What is required:
Write out all of the entries exactly, please.

--- START Data for this task ---

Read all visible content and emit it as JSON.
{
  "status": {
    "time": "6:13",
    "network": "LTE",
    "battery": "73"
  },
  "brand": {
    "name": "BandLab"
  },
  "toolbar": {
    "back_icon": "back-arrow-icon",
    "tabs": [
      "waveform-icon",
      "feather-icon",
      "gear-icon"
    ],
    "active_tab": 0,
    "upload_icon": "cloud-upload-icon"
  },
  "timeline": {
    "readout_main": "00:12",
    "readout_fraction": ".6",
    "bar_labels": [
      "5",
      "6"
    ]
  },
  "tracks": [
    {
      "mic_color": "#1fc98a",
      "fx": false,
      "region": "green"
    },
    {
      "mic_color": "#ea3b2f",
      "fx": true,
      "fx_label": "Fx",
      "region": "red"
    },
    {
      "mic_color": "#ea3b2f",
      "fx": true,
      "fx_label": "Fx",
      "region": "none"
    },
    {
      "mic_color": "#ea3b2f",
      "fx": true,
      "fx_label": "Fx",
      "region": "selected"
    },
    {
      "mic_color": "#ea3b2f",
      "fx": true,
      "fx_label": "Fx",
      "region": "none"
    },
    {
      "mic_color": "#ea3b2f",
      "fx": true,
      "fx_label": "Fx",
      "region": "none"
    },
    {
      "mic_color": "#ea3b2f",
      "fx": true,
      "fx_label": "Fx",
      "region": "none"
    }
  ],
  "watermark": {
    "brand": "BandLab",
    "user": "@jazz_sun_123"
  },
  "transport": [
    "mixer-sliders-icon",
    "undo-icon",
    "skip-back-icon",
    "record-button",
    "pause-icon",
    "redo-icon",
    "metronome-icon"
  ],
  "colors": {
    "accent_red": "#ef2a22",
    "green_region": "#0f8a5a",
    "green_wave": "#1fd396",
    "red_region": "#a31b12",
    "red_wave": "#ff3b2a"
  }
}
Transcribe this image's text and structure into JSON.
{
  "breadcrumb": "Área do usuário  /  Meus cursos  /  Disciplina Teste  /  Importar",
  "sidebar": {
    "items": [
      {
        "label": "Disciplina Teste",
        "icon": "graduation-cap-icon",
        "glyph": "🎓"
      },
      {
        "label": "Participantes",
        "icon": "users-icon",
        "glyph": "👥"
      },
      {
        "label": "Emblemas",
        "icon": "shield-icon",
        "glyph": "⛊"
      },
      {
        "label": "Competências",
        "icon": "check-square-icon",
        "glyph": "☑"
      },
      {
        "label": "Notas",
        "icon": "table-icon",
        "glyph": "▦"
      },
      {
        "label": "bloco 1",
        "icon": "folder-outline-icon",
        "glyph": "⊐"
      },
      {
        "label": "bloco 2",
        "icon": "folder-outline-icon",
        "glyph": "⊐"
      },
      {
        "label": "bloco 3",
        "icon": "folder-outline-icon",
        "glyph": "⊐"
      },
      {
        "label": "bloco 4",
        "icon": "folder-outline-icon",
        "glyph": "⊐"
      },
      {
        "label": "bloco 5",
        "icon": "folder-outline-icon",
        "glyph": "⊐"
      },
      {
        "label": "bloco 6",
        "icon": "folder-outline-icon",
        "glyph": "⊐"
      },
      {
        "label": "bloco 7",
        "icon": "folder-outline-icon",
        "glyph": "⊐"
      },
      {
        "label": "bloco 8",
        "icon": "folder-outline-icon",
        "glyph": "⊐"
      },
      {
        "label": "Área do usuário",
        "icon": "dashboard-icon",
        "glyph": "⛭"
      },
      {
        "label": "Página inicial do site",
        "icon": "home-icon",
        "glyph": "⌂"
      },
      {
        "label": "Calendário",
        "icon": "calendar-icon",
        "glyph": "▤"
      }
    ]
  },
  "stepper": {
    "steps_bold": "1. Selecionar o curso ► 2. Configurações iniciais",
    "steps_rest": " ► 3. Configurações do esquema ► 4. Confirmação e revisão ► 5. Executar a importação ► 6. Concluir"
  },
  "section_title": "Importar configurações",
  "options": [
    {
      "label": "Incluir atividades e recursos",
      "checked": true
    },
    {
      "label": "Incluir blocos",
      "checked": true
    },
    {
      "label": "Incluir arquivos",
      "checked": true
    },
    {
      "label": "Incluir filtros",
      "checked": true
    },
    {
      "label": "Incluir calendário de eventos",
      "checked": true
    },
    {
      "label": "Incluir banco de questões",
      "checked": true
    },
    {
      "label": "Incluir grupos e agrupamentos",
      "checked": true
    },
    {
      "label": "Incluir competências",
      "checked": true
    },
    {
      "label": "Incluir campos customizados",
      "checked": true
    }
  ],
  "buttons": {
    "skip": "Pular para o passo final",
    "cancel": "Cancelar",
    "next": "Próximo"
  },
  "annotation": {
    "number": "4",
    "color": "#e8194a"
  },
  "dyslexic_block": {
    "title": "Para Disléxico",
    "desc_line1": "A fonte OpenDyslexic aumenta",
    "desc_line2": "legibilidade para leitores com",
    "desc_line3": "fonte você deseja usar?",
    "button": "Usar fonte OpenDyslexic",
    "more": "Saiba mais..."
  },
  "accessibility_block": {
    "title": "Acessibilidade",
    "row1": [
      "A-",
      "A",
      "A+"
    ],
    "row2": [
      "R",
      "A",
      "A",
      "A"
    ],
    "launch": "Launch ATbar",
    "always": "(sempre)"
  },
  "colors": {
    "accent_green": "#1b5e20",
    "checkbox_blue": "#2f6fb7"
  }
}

--- END Data for this task ---

Written reply:
Read all visible content and emit it as JSON.
{
  "status": {
    "time": "6:13",
    "network": "LTE",
    "battery": "73"
  },
  "brand": {
    "name": "BandLab"
  },
  "toolbar": {
    "back_icon": "back-arrow-icon",
    "tabs": [
      "waveform-icon",
      "feather-icon",
      "gear-icon"
    ],
    "active_tab": 0,
    "upload_icon": "cloud-upload-icon"
  },
  "timeline": {
    "readout_main": "00:12",
    "readout_fraction": ".6",
    "bar_labels": [
      "5",
      "6"
    ]
  },
  "tracks": [
    {
      "mic_color": "#1fc98a",
      "fx": false,
      "region": "green"
    },
    {
      "mic_color": "#ea3b2f",
      "fx": true,
      "fx_label": "Fx",
      "region": "red"
    },
    {
      "mic_color": "#ea3b2f",
      "fx": true,
      "fx_label": "Fx",
      "region": "none"
    },
    {
      "mic_color": "#ea3b2f",
      "fx": true,
      "fx_label": "Fx",
      "region": "selected"
    },
    {
      "mic_color": "#ea3b2f",
      "fx": true,
      "fx_label": "Fx",
      "region": "none"
    },
    {
      "mic_color": "#ea3b2f",
      "fx": true,
      "fx_label": "Fx",
      "region": "none"
    },
    {
      "mic_color": "#ea3b2f",
      "fx": true,
      "fx_label": "Fx",
      "region": "none"
    }
  ],
  "watermark": {
    "brand": "BandLab",
    "user": "@jazz_sun_123"
  },
  "transport": [
    "mixer-sliders-icon",
    "undo-icon",
    "skip-back-icon",
    "record-button",
    "pause-icon",
    "redo-icon",
    "metronome-icon"
  ],
  "colors": {
    "accent_red": "#ef2a22",
    "green_region": "#0f8a5a",
    "green_wave": "#1fd396",
    "red_region": "#a31b12",
    "red_wave": "#ff3b2a"
  }
}
Transcribe this image's text and structure into JSON.
{
  "breadcrumb": "Área do usuário  /  Meus cursos  /  Disciplina Teste  /  Importar",
  "sidebar": {
    "items": [
      {
        "label": "Disciplina Teste",
        "icon": "graduation-cap-icon",
        "glyph": "🎓"
      },
      {
        "label": "Participantes",
        "icon": "users-icon",
        "glyph": "👥"
      },
      {
        "label": "Emblemas",
        "icon": "shield-icon",
        "glyph": "⛊"
      },
      {
        "label": "Competências",
        "icon": "check-square-icon",
        "glyph": "☑"
      },
      {
        "label": "Notas",
        "icon": "table-icon",
        "glyph": "▦"
      },
      {
        "label": "bloco 1",
        "icon": "folder-outline-icon",
        "glyph": "⊐"
      },
      {
        "label": "bloco 2",
        "icon": "folder-outline-icon",
        "glyph": "⊐"
      },
      {
        "label": "bloco 3",
        "icon": "folder-outline-icon",
        "glyph": "⊐"
      },
      {
        "label": "bloco 4",
        "icon": "folder-outline-icon",
        "glyph": "⊐"
      },
      {
        "label": "bloco 5",
        "icon": "folder-outline-icon",
        "glyph": "⊐"
      },
      {
        "label": "bloco 6",
        "icon": "folder-outline-icon",
        "glyph": "⊐"
      },
      {
        "label": "bloco 7",
        "icon": "folder-outline-icon",
        "glyph": "⊐"
      },
      {
        "label": "bloco 8",
        "icon": "folder-outline-icon",
        "glyph": "⊐"
      },
      {
        "label": "Área do usuário",
        "icon": "dashboard-icon",
        "glyph": "⛭"
      },
      {
        "label": "Página inicial do site",
        "icon": "home-icon",
        "glyph": "⌂"
      },
      {
        "label": "Calendário",
        "icon": "calendar-icon",
        "glyph": "▤"
      }
    ]
  },
  "stepper": {
    "steps_bold": "1. Selecionar o curso ► 2. Configurações iniciais",
    "steps_rest": " ► 3. Configurações do esquema ► 4. Confirmação e revisão ► 5. Executar a importação ► 6. Concluir"
  },
  "section_title": "Importar configurações",
  "options": [
    {
      "label": "Incluir atividades e recursos",
      "checked": true
    },
    {
      "label": "Incluir blocos",
      "checked": true
    },
    {
      "label": "Incluir arquivos",
      "checked": true
    },
    {
      "label": "Incluir filtros",
      "checked": true
    },
    {
      "label": "Incluir calendário de eventos",
      "checked": true
    },
    {
      "label": "Incluir banco de questões",
      "checked": true
    },
    {
      "label": "Incluir grupos e agrupamentos",
      "checked": true
    },
    {
      "label": "Incluir competências",
      "checked": true
    },
    {
      "label": "Incluir campos customizados",
      "checked": true
    }
  ],
  "buttons": {
    "skip": "Pular para o passo final",
    "cancel": "Cancelar",
    "next": "Próximo"
  },
  "annotation": {
    "number": "4",
    "color": "#e8194a"
  },
  "dyslexic_block": {
    "title": "Para Disléxico",
    "desc_line1": "A fonte OpenDyslexic aumenta",
    "desc_line2": "legibilidade para leitores com",
    "desc_line3": "fonte você deseja usar?",
    "button": "Usar fonte OpenDyslexic",
    "more": "Saiba mais..."
  },
  "accessibility_block": {
    "title": "Acessibilidade",
    "row1": [
      "A-",
      "A",
      "A+"
    ],
    "row2": [
      "R",
      "A",
      "A",
      "A"
    ],
    "launch": "Launch ATbar",
    "always": "(sempre)"
  },
  "colors": {
    "accent_green": "#1b5e20",
    "checkbox_blue": "#2f6fb7"
  }
}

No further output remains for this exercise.